Written request:
Using the data below, copy each line that includes the word "baseline".
__________________________________________________
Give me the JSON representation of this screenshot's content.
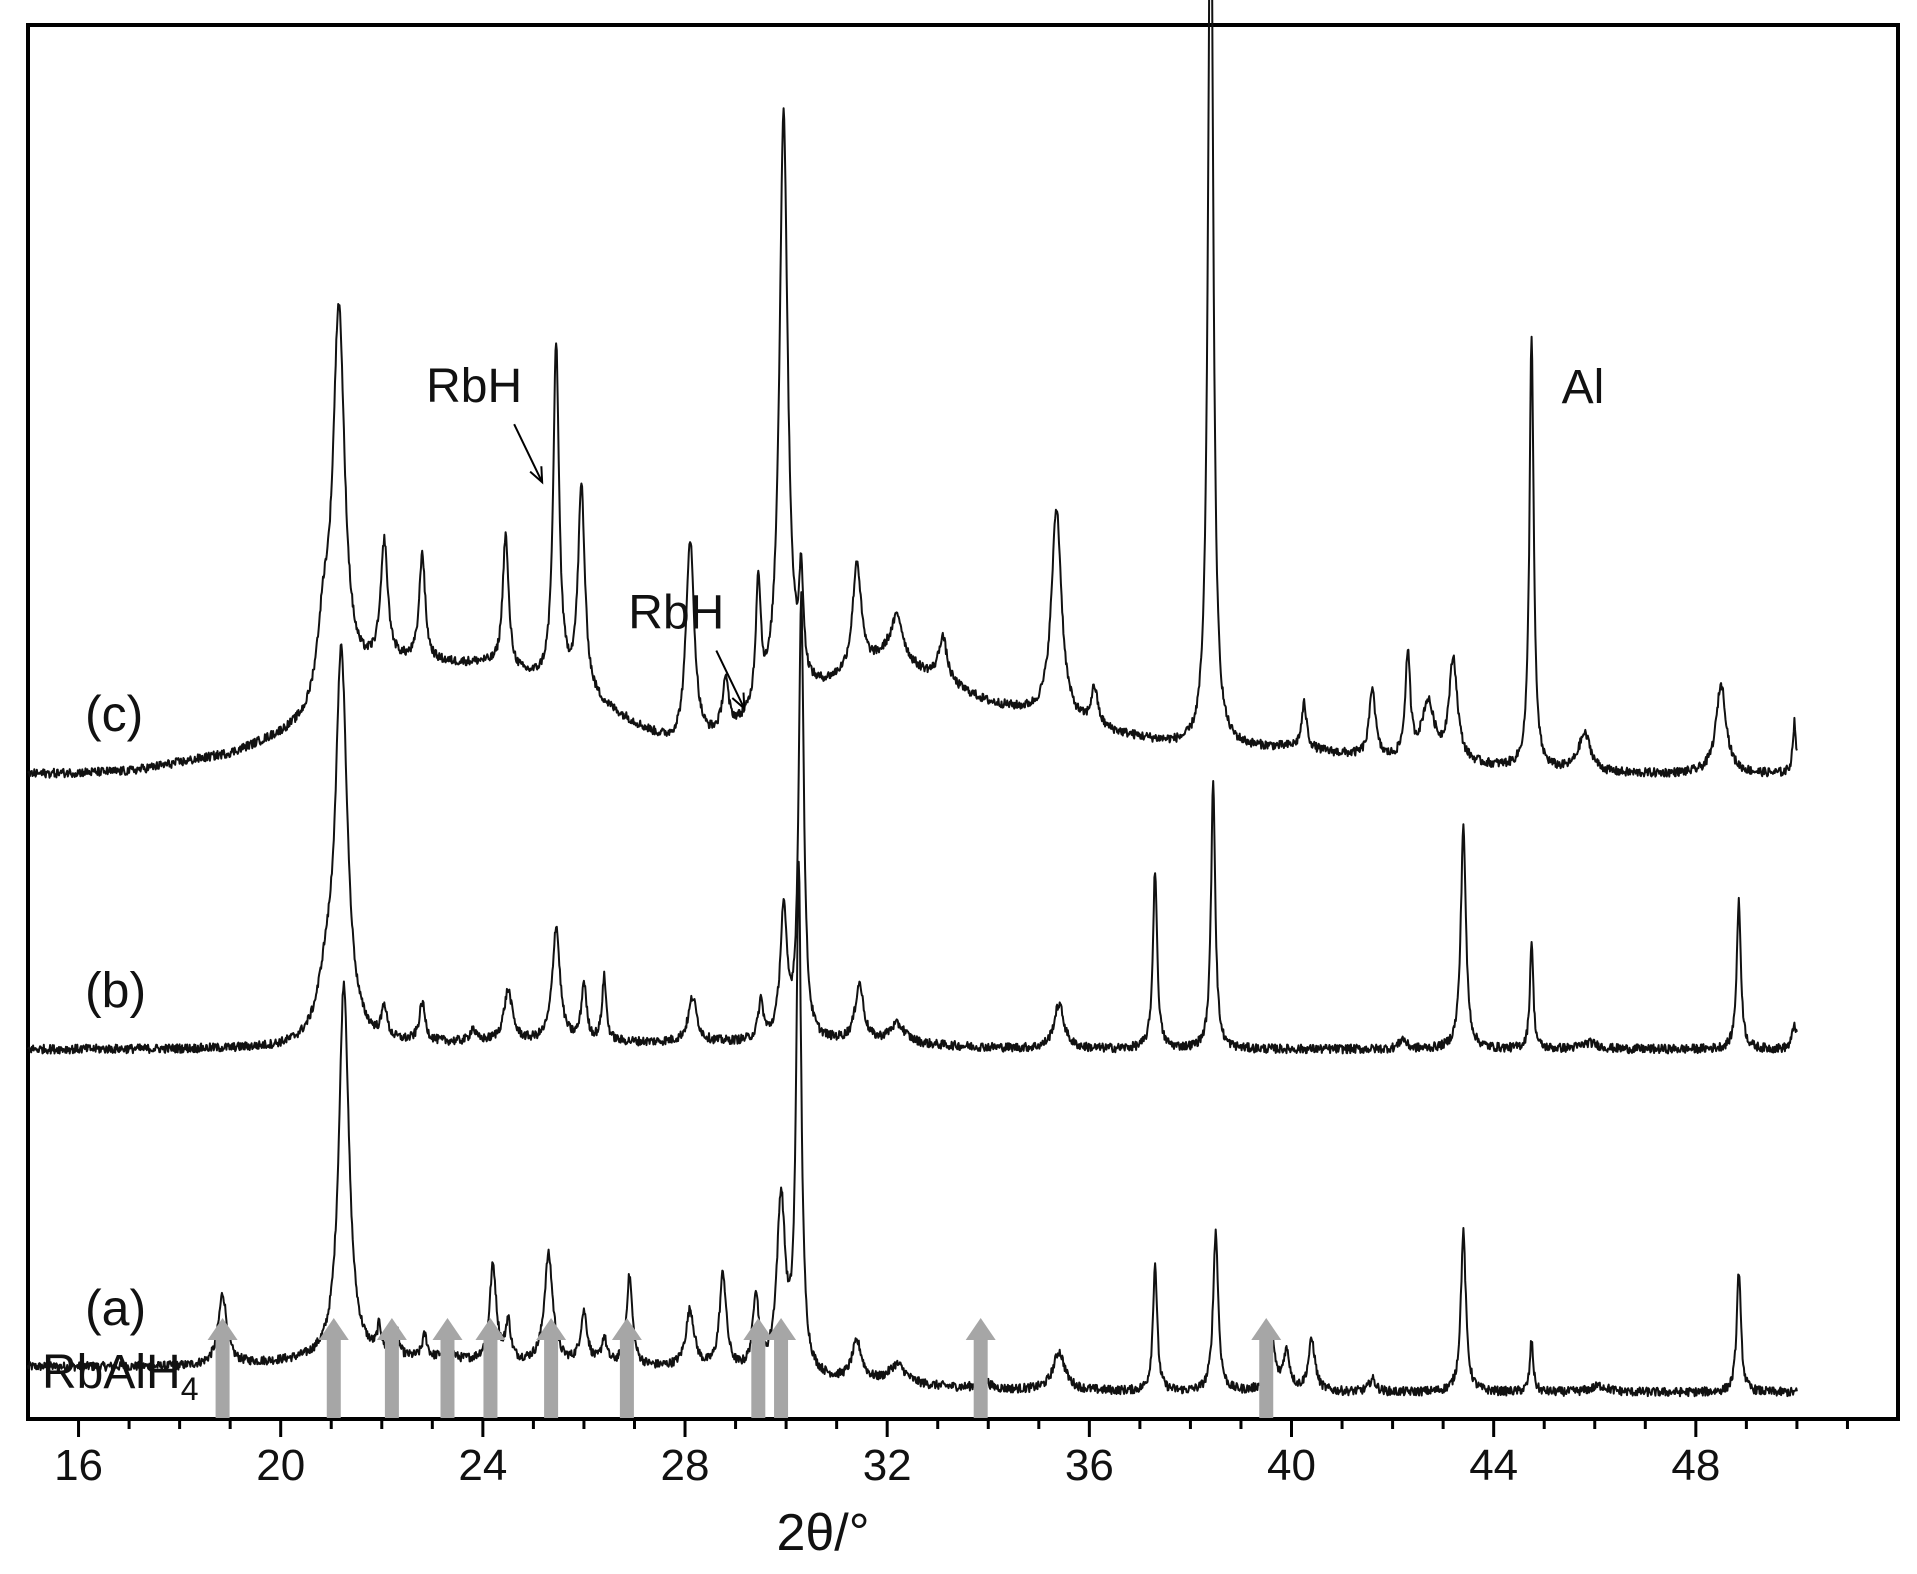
{
  "chart_data": {
    "type": "line",
    "xlabel": "2θ/°",
    "ylabel": "",
    "xlim": [
      15,
      52
    ],
    "xticks": [
      16,
      20,
      24,
      28,
      32,
      36,
      40,
      44,
      48
    ],
    "grid": false,
    "legend": "none",
    "x_range_traces": [
      15,
      50
    ],
    "series": [
      {
        "name": "(a)",
        "baseline": 0.0,
        "background": [
          [
            15,
            0.22
          ],
          [
            18,
            0.22
          ],
          [
            20,
            0.25
          ],
          [
            22,
            0.28
          ],
          [
            24,
            0.25
          ],
          [
            28,
            0.2
          ],
          [
            31,
            0.1
          ],
          [
            34,
            0.04
          ],
          [
            38,
            0.02
          ],
          [
            42,
            0.02
          ],
          [
            46,
            0.02
          ],
          [
            50,
            0.02
          ]
        ],
        "peaks": [
          {
            "x": 18.85,
            "h": 0.55,
            "w": 0.1
          },
          {
            "x": 21.25,
            "h": 2.95,
            "w": 0.12
          },
          {
            "x": 21.95,
            "h": 0.2,
            "w": 0.05
          },
          {
            "x": 22.3,
            "h": 0.18,
            "w": 0.05
          },
          {
            "x": 22.85,
            "h": 0.18,
            "w": 0.06
          },
          {
            "x": 23.3,
            "h": 0.25,
            "w": 0.06
          },
          {
            "x": 24.2,
            "h": 0.75,
            "w": 0.08
          },
          {
            "x": 24.5,
            "h": 0.3,
            "w": 0.06
          },
          {
            "x": 25.3,
            "h": 0.85,
            "w": 0.1
          },
          {
            "x": 26.0,
            "h": 0.4,
            "w": 0.08
          },
          {
            "x": 26.4,
            "h": 0.2,
            "w": 0.06
          },
          {
            "x": 26.9,
            "h": 0.7,
            "w": 0.07
          },
          {
            "x": 28.1,
            "h": 0.45,
            "w": 0.1
          },
          {
            "x": 28.75,
            "h": 0.75,
            "w": 0.08
          },
          {
            "x": 29.4,
            "h": 0.6,
            "w": 0.07
          },
          {
            "x": 29.9,
            "h": 1.35,
            "w": 0.1
          },
          {
            "x": 30.25,
            "h": 3.9,
            "w": 0.06
          },
          {
            "x": 31.4,
            "h": 0.3,
            "w": 0.12
          },
          {
            "x": 32.2,
            "h": 0.15,
            "w": 0.2
          },
          {
            "x": 33.9,
            "h": 0.1,
            "w": 0.1
          },
          {
            "x": 35.4,
            "h": 0.3,
            "w": 0.14
          },
          {
            "x": 37.3,
            "h": 1.0,
            "w": 0.05
          },
          {
            "x": 38.5,
            "h": 1.25,
            "w": 0.06
          },
          {
            "x": 39.6,
            "h": 0.45,
            "w": 0.08
          },
          {
            "x": 39.9,
            "h": 0.3,
            "w": 0.08
          },
          {
            "x": 40.4,
            "h": 0.4,
            "w": 0.08
          },
          {
            "x": 41.6,
            "h": 0.1,
            "w": 0.08
          },
          {
            "x": 43.4,
            "h": 1.25,
            "w": 0.06
          },
          {
            "x": 44.75,
            "h": 0.4,
            "w": 0.04
          },
          {
            "x": 46.1,
            "h": 0.05,
            "w": 0.2
          },
          {
            "x": 48.85,
            "h": 0.95,
            "w": 0.05
          }
        ]
      },
      {
        "name": "(b)",
        "baseline": 2.7,
        "background": [
          [
            15,
            0.0
          ],
          [
            20,
            0.0
          ],
          [
            24,
            0.05
          ],
          [
            28,
            0.05
          ],
          [
            31,
            0.05
          ],
          [
            35,
            0.0
          ],
          [
            40,
            0.0
          ],
          [
            45,
            0.0
          ],
          [
            50,
            0.0
          ]
        ],
        "peaks": [
          {
            "x": 21.2,
            "h": 3.0,
            "w": 0.14
          },
          {
            "x": 20.9,
            "h": 0.4,
            "w": 0.2
          },
          {
            "x": 22.05,
            "h": 0.25,
            "w": 0.06
          },
          {
            "x": 22.8,
            "h": 0.3,
            "w": 0.07
          },
          {
            "x": 23.8,
            "h": 0.1,
            "w": 0.06
          },
          {
            "x": 24.5,
            "h": 0.4,
            "w": 0.1
          },
          {
            "x": 25.45,
            "h": 0.9,
            "w": 0.09
          },
          {
            "x": 26.0,
            "h": 0.45,
            "w": 0.06
          },
          {
            "x": 26.4,
            "h": 0.5,
            "w": 0.05
          },
          {
            "x": 28.15,
            "h": 0.35,
            "w": 0.1
          },
          {
            "x": 29.5,
            "h": 0.3,
            "w": 0.06
          },
          {
            "x": 29.95,
            "h": 1.0,
            "w": 0.08
          },
          {
            "x": 30.3,
            "h": 3.45,
            "w": 0.06
          },
          {
            "x": 31.45,
            "h": 0.45,
            "w": 0.1
          },
          {
            "x": 32.2,
            "h": 0.15,
            "w": 0.2
          },
          {
            "x": 35.4,
            "h": 0.35,
            "w": 0.12
          },
          {
            "x": 37.3,
            "h": 1.4,
            "w": 0.05
          },
          {
            "x": 38.45,
            "h": 2.1,
            "w": 0.05
          },
          {
            "x": 42.2,
            "h": 0.08,
            "w": 0.08
          },
          {
            "x": 43.4,
            "h": 1.75,
            "w": 0.06
          },
          {
            "x": 44.75,
            "h": 0.85,
            "w": 0.04
          },
          {
            "x": 45.9,
            "h": 0.05,
            "w": 0.2
          },
          {
            "x": 48.85,
            "h": 1.15,
            "w": 0.05
          },
          {
            "x": 49.95,
            "h": 0.2,
            "w": 0.05
          }
        ]
      },
      {
        "name": "(c)",
        "baseline": 4.85,
        "background": [
          [
            15,
            0.0
          ],
          [
            17,
            0.02
          ],
          [
            19,
            0.15
          ],
          [
            20.5,
            0.35
          ],
          [
            22,
            0.85
          ],
          [
            24,
            0.85
          ],
          [
            26,
            0.6
          ],
          [
            28,
            0.15
          ],
          [
            30,
            0.5
          ],
          [
            32,
            0.9
          ],
          [
            34,
            0.55
          ],
          [
            36,
            0.35
          ],
          [
            38,
            0.2
          ],
          [
            40,
            0.2
          ],
          [
            42,
            0.1
          ],
          [
            46,
            0.0
          ],
          [
            50,
            0.0
          ]
        ],
        "peaks": [
          {
            "x": 21.15,
            "h": 3.0,
            "w": 0.14
          },
          {
            "x": 20.85,
            "h": 0.55,
            "w": 0.15
          },
          {
            "x": 22.05,
            "h": 0.9,
            "w": 0.08
          },
          {
            "x": 22.8,
            "h": 0.85,
            "w": 0.07
          },
          {
            "x": 24.45,
            "h": 1.05,
            "w": 0.07
          },
          {
            "x": 25.45,
            "h": 2.65,
            "w": 0.07
          },
          {
            "x": 25.95,
            "h": 1.6,
            "w": 0.08
          },
          {
            "x": 28.1,
            "h": 1.65,
            "w": 0.1
          },
          {
            "x": 28.8,
            "h": 0.4,
            "w": 0.07
          },
          {
            "x": 29.45,
            "h": 1.0,
            "w": 0.06
          },
          {
            "x": 29.95,
            "h": 4.65,
            "w": 0.1
          },
          {
            "x": 30.3,
            "h": 0.8,
            "w": 0.05
          },
          {
            "x": 31.4,
            "h": 0.85,
            "w": 0.1
          },
          {
            "x": 32.2,
            "h": 0.35,
            "w": 0.14
          },
          {
            "x": 33.1,
            "h": 0.35,
            "w": 0.1
          },
          {
            "x": 35.35,
            "h": 1.65,
            "w": 0.12
          },
          {
            "x": 36.1,
            "h": 0.3,
            "w": 0.08
          },
          {
            "x": 38.4,
            "h": 7.45,
            "w": 0.06
          },
          {
            "x": 40.25,
            "h": 0.35,
            "w": 0.06
          },
          {
            "x": 41.6,
            "h": 0.55,
            "w": 0.07
          },
          {
            "x": 42.3,
            "h": 0.8,
            "w": 0.06
          },
          {
            "x": 42.7,
            "h": 0.45,
            "w": 0.15
          },
          {
            "x": 43.2,
            "h": 0.8,
            "w": 0.1
          },
          {
            "x": 44.75,
            "h": 3.4,
            "w": 0.05
          },
          {
            "x": 45.8,
            "h": 0.3,
            "w": 0.15
          },
          {
            "x": 48.5,
            "h": 0.7,
            "w": 0.12
          },
          {
            "x": 49.95,
            "h": 0.4,
            "w": 0.04
          }
        ]
      }
    ],
    "reference_phase": {
      "label_main": "RbAlH",
      "label_sub": "4",
      "positions": [
        18.85,
        21.05,
        22.2,
        23.3,
        24.15,
        25.35,
        26.85,
        29.45,
        29.9,
        33.85,
        39.5
      ]
    },
    "annotations": [
      {
        "text": "Al",
        "x": 38.4,
        "series": "(c)",
        "arrow": false
      },
      {
        "text": "Al",
        "x": 44.75,
        "series": "(c)",
        "arrow": false
      },
      {
        "text": "RbH",
        "x": 25.45,
        "series": "(c)",
        "arrow": true
      },
      {
        "text": "RbH",
        "x": 29.45,
        "series": "(c)",
        "arrow": true
      }
    ]
  }
}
__________________________________________________
Answer to the exercise:
        "baseline": 0.0,
        "baseline": 2.7,
        "baseline": 4.85,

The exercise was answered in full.